◆ Work instructions: Scan the material that follows. Copy every line containing the word "Original".
========================================================================
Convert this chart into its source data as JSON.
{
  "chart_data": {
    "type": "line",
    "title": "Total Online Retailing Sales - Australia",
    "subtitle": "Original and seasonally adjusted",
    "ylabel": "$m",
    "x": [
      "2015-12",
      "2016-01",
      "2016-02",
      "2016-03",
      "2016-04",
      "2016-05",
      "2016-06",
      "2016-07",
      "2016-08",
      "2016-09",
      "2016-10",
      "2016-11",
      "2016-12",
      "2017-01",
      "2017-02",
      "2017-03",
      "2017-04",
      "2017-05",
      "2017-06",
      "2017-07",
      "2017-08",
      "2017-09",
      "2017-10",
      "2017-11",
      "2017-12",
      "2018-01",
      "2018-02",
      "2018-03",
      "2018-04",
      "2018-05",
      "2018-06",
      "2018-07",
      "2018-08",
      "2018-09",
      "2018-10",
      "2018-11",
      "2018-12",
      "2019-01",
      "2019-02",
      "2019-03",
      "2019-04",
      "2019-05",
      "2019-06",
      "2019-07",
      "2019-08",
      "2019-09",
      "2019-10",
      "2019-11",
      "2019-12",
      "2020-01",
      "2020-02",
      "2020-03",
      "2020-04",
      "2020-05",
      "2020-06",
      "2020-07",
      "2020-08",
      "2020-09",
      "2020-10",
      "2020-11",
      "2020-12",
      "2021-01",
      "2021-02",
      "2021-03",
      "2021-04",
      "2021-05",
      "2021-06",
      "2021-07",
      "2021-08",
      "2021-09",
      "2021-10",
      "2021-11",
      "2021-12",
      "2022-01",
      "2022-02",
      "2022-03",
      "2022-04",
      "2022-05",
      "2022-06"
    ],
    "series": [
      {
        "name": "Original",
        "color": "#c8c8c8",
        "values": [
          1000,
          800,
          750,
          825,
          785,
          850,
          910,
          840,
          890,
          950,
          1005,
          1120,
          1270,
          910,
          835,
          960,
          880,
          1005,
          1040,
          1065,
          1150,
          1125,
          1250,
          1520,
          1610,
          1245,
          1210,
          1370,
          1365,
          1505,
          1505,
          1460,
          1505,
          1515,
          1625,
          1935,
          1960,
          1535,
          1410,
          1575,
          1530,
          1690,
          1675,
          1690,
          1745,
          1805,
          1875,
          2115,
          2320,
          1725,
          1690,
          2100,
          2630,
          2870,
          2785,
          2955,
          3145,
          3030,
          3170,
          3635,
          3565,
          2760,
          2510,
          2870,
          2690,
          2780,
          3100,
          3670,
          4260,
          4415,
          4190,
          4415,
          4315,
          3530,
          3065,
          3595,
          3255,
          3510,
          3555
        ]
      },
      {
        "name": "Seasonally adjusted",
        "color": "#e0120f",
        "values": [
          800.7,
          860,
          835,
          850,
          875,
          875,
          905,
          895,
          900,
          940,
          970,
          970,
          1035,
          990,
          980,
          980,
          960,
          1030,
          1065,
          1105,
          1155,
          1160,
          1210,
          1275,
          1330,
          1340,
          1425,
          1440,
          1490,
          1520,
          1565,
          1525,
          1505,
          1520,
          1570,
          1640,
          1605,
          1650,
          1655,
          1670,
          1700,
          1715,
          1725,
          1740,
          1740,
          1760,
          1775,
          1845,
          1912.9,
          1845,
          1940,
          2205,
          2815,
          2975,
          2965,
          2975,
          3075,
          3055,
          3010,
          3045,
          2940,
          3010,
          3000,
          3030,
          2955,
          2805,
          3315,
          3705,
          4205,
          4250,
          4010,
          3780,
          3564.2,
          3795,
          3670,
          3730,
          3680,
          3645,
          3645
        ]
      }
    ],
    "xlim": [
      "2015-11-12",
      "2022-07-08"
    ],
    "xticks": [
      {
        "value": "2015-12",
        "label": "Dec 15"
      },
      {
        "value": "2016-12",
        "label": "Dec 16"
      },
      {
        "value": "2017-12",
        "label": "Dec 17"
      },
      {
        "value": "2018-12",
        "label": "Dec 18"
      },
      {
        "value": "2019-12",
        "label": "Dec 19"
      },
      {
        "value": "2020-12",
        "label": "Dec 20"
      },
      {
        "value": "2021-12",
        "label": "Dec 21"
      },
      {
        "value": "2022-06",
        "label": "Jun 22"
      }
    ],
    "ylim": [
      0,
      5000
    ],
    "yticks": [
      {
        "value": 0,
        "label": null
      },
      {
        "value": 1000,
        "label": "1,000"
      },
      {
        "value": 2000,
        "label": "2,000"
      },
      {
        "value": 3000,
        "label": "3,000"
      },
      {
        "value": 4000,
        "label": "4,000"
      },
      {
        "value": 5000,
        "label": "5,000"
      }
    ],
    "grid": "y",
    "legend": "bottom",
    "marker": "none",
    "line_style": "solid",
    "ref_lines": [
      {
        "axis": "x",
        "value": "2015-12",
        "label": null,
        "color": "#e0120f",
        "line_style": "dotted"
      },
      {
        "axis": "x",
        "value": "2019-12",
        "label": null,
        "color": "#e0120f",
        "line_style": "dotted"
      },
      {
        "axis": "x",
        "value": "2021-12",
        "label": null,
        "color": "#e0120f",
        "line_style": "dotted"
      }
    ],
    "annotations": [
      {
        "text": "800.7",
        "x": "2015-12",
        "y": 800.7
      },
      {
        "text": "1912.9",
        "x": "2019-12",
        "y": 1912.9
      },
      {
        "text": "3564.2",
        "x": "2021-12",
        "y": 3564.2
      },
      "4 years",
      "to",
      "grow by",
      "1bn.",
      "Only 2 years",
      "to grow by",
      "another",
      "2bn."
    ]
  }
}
========================================================================
◆ Problem solution:
    "subtitle": "Original and seasonally adjusted",
        "name": "Original",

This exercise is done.